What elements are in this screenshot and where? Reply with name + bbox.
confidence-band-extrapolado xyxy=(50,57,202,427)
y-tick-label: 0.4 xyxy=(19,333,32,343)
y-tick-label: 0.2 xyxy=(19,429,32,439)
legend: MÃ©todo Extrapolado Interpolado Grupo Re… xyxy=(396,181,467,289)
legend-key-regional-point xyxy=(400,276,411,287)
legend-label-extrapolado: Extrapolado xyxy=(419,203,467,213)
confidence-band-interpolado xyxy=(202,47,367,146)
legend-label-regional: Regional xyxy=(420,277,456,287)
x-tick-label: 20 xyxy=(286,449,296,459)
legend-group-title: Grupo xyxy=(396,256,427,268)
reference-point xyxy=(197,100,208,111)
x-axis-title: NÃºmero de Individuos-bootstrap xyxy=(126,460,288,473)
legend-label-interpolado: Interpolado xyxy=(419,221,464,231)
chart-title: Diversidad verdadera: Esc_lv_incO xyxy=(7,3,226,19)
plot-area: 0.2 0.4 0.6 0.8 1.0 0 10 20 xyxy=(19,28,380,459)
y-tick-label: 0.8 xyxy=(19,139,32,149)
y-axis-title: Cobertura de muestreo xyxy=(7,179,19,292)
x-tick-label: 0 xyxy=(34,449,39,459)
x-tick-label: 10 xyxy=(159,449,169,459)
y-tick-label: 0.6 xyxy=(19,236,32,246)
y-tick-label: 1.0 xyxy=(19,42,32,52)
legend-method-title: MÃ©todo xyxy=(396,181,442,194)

Exercise goal ::
Swap "tick-label" for "tick-text" in the rows from the first one through the line containing "legend-group-title: Grupo xyxy=(396,256,427,268)", and give those lines back with nothing else changed.

Response for this exercise ::
What elements are in this screenshot and where? Reply with name + bbox.
confidence-band-extrapolado xyxy=(50,57,202,427)
y-tick-text: 0.4 xyxy=(19,333,32,343)
y-tick-text: 0.2 xyxy=(19,429,32,439)
legend: MÃ©todo Extrapolado Interpolado Grupo Re… xyxy=(396,181,467,289)
legend-key-regional-point xyxy=(400,276,411,287)
legend-label-extrapolado: Extrapolado xyxy=(419,203,467,213)
confidence-band-interpolado xyxy=(202,47,367,146)
legend-label-regional: Regional xyxy=(420,277,456,287)
x-tick-text: 20 xyxy=(286,449,296,459)
legend-group-title: Grupo xyxy=(396,256,427,268)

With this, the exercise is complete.